### SET TASK
Report every line below that holds the word "论文交流".

### EXCERPTED DATA
* * *
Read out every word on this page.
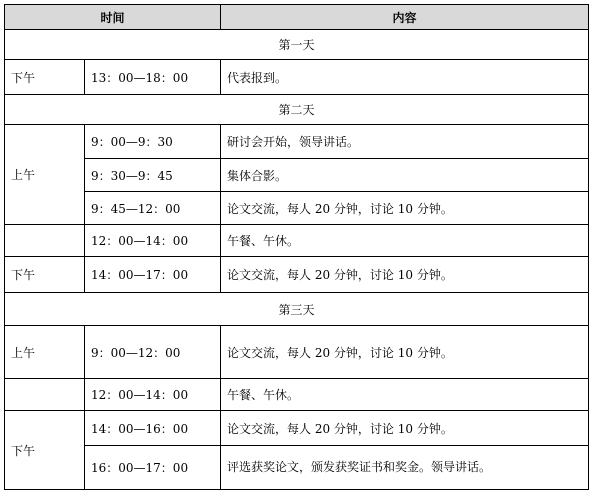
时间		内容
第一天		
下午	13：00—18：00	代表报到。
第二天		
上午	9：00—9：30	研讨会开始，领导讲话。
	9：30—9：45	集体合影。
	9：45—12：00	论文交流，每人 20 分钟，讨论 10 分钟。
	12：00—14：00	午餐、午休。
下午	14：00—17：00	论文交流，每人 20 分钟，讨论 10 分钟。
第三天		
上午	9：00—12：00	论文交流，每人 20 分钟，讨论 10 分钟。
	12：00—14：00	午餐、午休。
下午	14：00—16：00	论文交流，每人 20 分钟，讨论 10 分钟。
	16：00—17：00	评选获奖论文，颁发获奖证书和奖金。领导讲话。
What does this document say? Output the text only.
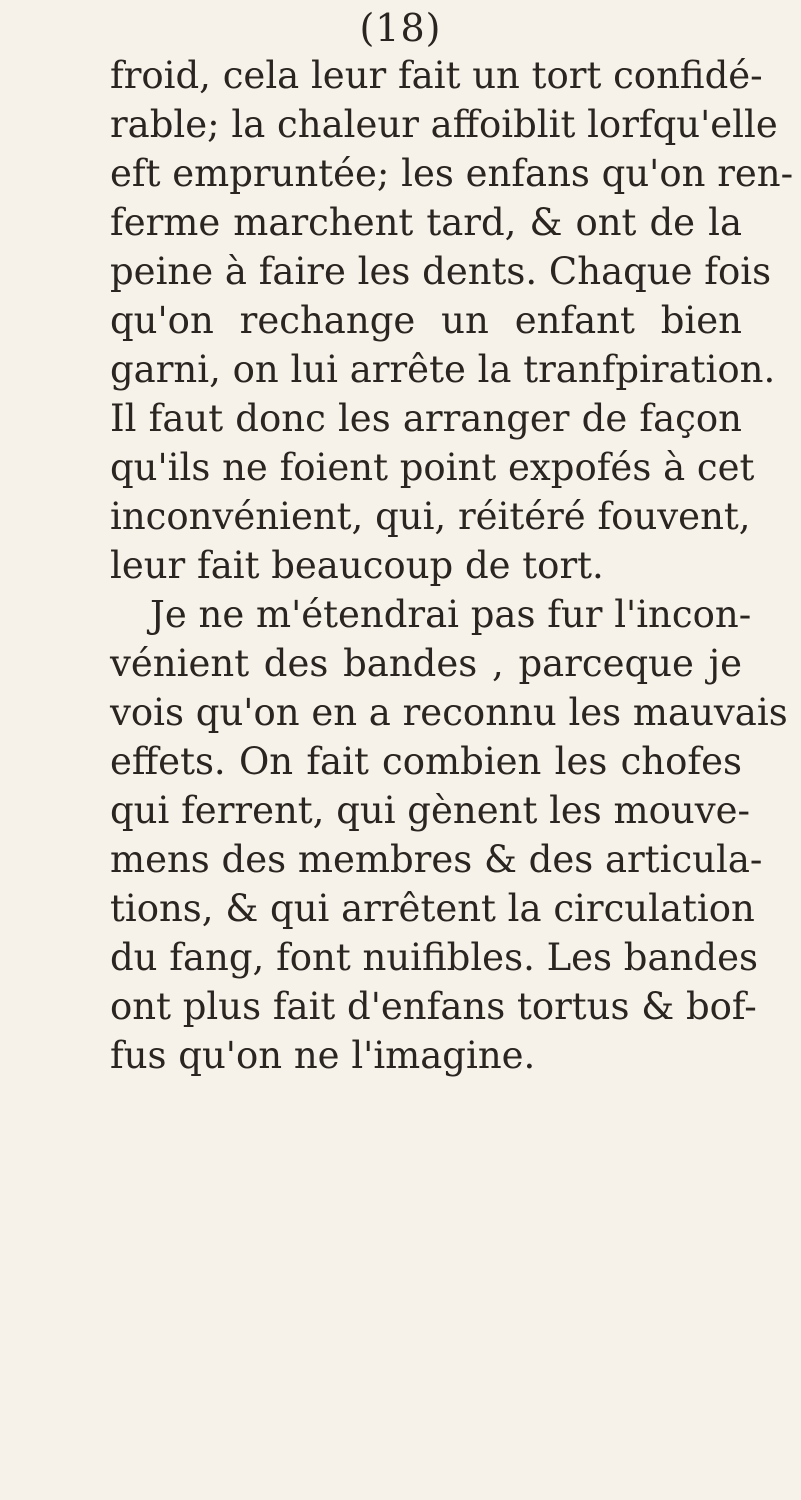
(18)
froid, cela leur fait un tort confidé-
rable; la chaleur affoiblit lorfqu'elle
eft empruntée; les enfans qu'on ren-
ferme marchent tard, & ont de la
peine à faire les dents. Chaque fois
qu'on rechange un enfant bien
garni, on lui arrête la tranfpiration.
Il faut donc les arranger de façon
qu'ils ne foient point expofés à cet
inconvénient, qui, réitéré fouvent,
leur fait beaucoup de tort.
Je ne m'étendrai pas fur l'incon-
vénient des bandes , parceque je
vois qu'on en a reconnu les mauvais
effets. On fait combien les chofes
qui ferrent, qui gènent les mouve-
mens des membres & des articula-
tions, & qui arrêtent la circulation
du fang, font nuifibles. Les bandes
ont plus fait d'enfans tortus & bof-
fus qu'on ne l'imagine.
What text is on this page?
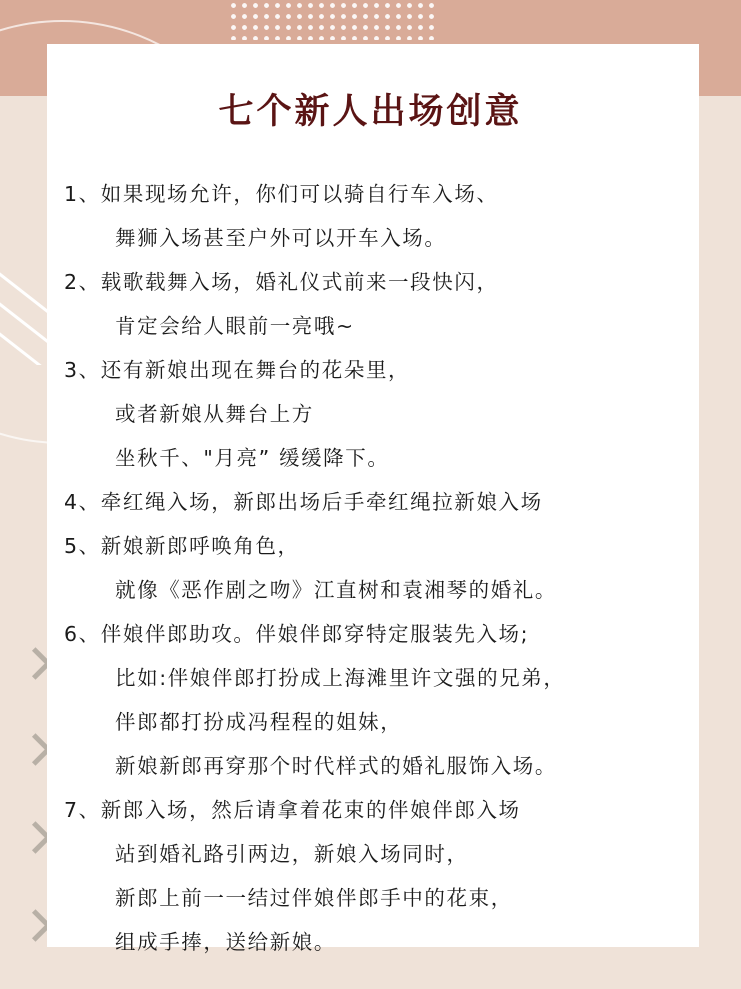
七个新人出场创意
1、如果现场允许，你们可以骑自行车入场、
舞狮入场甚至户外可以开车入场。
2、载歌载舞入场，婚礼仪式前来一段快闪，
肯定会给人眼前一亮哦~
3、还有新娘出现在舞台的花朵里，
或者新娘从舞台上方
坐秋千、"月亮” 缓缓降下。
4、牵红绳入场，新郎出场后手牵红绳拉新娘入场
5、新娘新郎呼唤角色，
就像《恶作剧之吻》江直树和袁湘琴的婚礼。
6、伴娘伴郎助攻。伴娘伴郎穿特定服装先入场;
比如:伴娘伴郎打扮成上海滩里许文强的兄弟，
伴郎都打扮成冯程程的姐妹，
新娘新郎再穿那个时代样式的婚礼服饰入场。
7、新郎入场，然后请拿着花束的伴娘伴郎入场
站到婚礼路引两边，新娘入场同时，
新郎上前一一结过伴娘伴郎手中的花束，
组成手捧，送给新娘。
* * *
### ANSWER BELOW
	9：45—12：00	论文交流，每人 20 分钟，讨论 10 分钟。
下午	14：00—17：00	论文交流，每人 20 分钟，讨论 10 分钟。
上午	9：00—12：00	论文交流，每人 20 分钟，讨论 10 分钟。
下午	14：00—16：00	论文交流，每人 20 分钟，讨论 10 分钟。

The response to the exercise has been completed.